What is required ->
Select, from the data, each line where "понимаем" occurs.

Source data ->
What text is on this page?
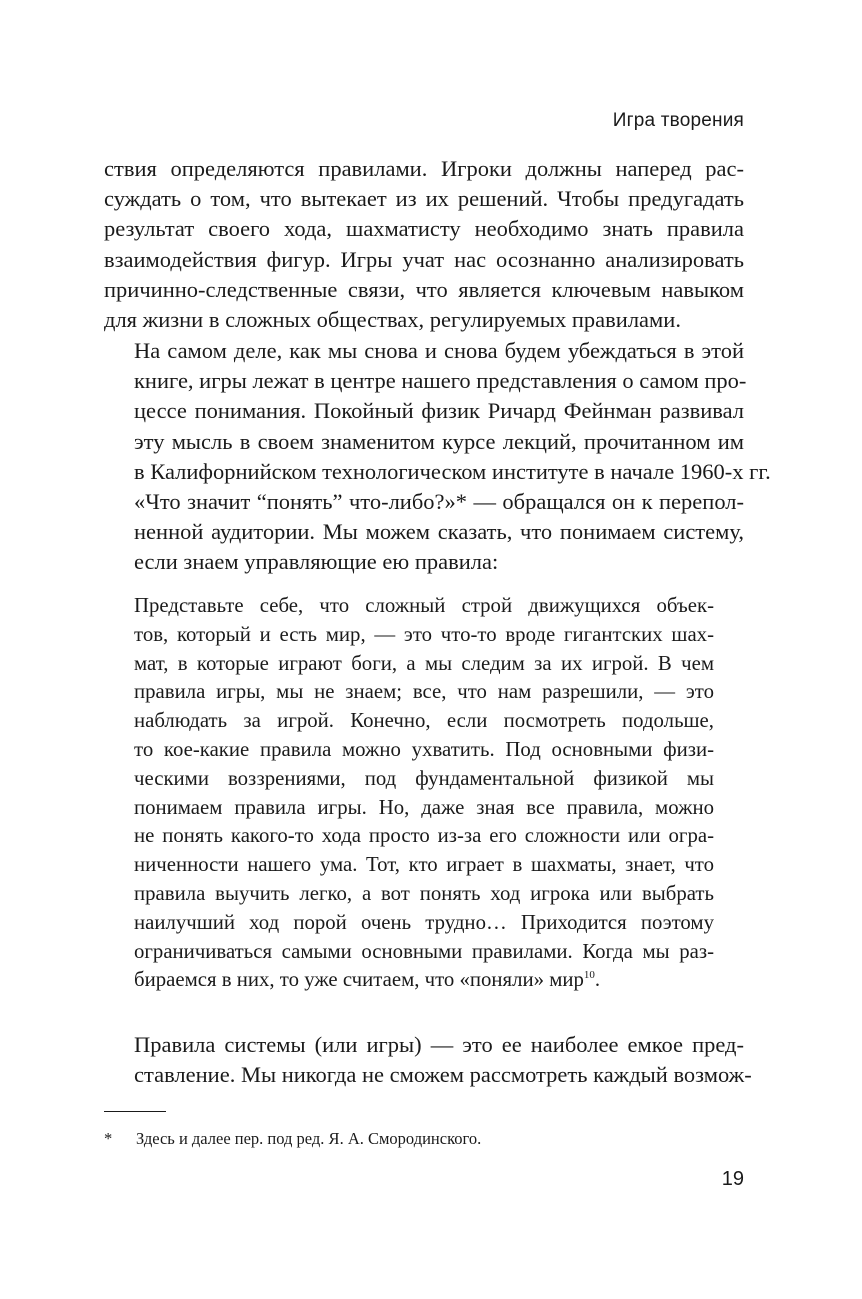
Игра творения
ствия определяются правилами. Игроки должны наперед рас-
суждать о том, что вытекает из их решений. Чтобы предугадать
результат своего хода, шахматисту необходимо знать правила
взаимодействия фигур. Игры учат нас осознанно анализировать
причинно-следственные связи, что является ключевым навыком
для жизни в сложных обществах, регулируемых правилами.
На самом деле, как мы снова и снова будем убеждаться в этой
книге, игры лежат в центре нашего представления о самом про-
цессе понимания. Покойный физик Ричард Фейнман развивал
эту мысль в своем знаменитом курсе лекций, прочитанном им
в Калифорнийском технологическом институте в начале 1960-х гг.
«Что значит “понять” что-либо?»* — обращался он к перепол-
ненной аудитории. Мы можем сказать, что понимаем систему,
если знаем управляющие ею правила:
Представьте себе, что сложный строй движущихся объек-
тов, который и есть мир, — это что-то вроде гигантских шах-
мат, в которые играют боги, а мы следим за их игрой. В чем
правила игры, мы не знаем; все, что нам разрешили, — это
наблюдать за игрой. Конечно, если посмотреть подольше,
то кое-какие правила можно ухватить. Под основными физи-
ческими воззрениями, под фундаментальной физикой мы
понимаем правила игры. Но, даже зная все правила, можно
не понять какого-то хода просто из-за его сложности или огра-
ниченности нашего ума. Тот, кто играет в шахматы, знает, что
правила выучить легко, а вот понять ход игрока или выбрать
наилучший ход порой очень трудно… Приходится поэтому
ограничиваться самыми основными правилами. Когда мы раз-
бираемся в них, то уже считаем, что «поняли» мир$^{10}$.
Правила системы (или игры) — это ее наиболее емкое пред-
ставление. Мы никогда не сможем рассмотреть каждый возмож-
* Здесь и далее пер. под ред. Я. А. Смородинского.
19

Answer in full ->
ненной аудитории. Мы можем сказать, что понимаем систему,
понимаем правила игры. Но, даже зная все правила, можно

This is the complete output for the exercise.